To: garyschafer@comcast.net
Subject: Re: [TowerTalk] Ground Radials Insulated or Not
From: Jim Lux <jimlux@earthlink.net>
Date: Mon, 06 Dec 2004 13:56:49 -0800
List-post: <mailto:towertalk@contesting.com>
At 01:46 PM 12/6/2004 -0500, Gary Schafer wrote:


Jim Lux wrote:
At 08:18 AM 12/6/2004 -0800, Michael Tope wrote:

From a performance point of view, I suspect it doesn't make
any difference at all whether the wires are insulated or not.
One consideration that I haven't heard discussed with regard
to radials, however,  is lightning protection. Wouldn't it be better
from a lightning perspective to have at least some of the radials
in the system uninsulated? Perhaps a few heavy radials (6 to 8)
made from #4 bare copper interspersed with the balance of the
radial system made from whatever is cheapest. Just a thought.

Mike, W4EF......................................

One might argue that you want to keep the "RF grounding" function of the antenna (which, after all, is connected to the coax shield) separate from the "lightning current discharge" function.

How are you going to keep them separate?

You can't necessarily, but it's more that the design requirements for each are different. I don't say it's practical or desirable, but one could imagine a narrow band filter at the feedpoint (connected beween vertical element and ground field) that passes only the desired amateur band.




The junction from antenna/tower/whathaveyou to the lightning ground is going to rise in voltage pretty substantially, regardless of how good the ground is. A notional 5 ohm ground with 10kA lightning stroke current is going to go to 50 kV.

+ + + + + + +

* _Exercise prompt_
Answer these questions from the email about ground radials:
(a) How many heavy #4 bare copper radials does Mike suggest?
(b) What would the imagined narrow band filter at the feedpoint pass?
(c) What voltage would a notional 5 ohm ground reach with a 10kA lightning stroke current?

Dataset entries
+ + + + + + +

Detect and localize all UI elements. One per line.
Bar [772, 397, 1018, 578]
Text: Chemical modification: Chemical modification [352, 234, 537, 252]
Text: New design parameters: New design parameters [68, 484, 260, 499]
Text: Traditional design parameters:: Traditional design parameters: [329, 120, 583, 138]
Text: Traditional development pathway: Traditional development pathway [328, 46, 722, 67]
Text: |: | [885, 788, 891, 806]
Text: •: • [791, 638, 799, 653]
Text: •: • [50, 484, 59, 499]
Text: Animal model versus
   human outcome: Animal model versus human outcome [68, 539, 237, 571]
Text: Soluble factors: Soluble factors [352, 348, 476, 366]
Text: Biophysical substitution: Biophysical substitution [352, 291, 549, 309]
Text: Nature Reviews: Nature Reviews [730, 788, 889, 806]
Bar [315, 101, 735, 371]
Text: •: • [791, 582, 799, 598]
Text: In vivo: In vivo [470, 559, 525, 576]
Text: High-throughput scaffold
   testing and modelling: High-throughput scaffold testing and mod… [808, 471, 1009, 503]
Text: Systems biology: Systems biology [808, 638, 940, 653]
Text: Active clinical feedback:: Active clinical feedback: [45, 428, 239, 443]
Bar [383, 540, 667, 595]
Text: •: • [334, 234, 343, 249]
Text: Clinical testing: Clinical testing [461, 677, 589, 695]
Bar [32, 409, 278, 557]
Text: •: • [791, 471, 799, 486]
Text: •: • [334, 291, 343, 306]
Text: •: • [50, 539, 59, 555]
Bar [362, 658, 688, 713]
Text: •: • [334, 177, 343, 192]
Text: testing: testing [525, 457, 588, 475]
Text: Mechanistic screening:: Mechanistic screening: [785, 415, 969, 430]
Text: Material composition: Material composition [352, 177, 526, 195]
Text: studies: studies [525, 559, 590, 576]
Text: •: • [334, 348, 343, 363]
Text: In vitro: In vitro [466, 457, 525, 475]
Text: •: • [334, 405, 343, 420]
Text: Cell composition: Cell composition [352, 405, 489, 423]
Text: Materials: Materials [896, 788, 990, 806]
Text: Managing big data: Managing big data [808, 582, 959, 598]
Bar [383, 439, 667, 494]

+ + + + + + +

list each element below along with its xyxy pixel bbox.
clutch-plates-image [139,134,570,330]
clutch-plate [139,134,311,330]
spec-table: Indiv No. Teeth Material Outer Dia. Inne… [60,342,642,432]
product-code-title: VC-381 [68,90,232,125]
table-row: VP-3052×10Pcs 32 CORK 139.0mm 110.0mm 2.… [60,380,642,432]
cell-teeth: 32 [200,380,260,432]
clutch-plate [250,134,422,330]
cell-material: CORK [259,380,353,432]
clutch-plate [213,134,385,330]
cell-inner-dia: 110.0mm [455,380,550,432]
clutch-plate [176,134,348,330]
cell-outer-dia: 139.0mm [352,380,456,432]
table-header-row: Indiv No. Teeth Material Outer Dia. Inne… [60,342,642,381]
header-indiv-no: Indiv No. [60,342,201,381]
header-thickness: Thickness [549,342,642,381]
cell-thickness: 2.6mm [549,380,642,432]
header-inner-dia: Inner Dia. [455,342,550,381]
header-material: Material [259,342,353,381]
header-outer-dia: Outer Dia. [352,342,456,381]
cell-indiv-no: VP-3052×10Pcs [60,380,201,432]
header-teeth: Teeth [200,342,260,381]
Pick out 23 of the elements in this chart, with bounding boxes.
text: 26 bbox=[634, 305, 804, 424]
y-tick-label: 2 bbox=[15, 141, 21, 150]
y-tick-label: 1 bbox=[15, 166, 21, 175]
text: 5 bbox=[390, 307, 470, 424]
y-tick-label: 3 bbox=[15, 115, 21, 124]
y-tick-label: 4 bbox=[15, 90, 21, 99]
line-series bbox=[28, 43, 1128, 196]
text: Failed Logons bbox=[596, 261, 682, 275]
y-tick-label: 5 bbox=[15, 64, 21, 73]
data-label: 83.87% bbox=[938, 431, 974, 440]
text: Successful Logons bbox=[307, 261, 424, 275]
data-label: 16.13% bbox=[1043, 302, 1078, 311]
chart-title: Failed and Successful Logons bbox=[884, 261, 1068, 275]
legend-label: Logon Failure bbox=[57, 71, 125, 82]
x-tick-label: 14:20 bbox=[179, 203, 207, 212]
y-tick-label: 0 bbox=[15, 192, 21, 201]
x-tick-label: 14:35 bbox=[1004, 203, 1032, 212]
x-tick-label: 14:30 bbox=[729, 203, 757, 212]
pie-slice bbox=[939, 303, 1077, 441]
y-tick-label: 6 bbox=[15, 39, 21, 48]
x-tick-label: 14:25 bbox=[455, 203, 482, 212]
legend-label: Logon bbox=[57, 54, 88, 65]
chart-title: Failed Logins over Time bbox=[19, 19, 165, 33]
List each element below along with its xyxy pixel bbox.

+ + + + + + +

* _Answer to this task_
(a) 6 to 8
(b) Only the desired amateur band
(c) 50 kV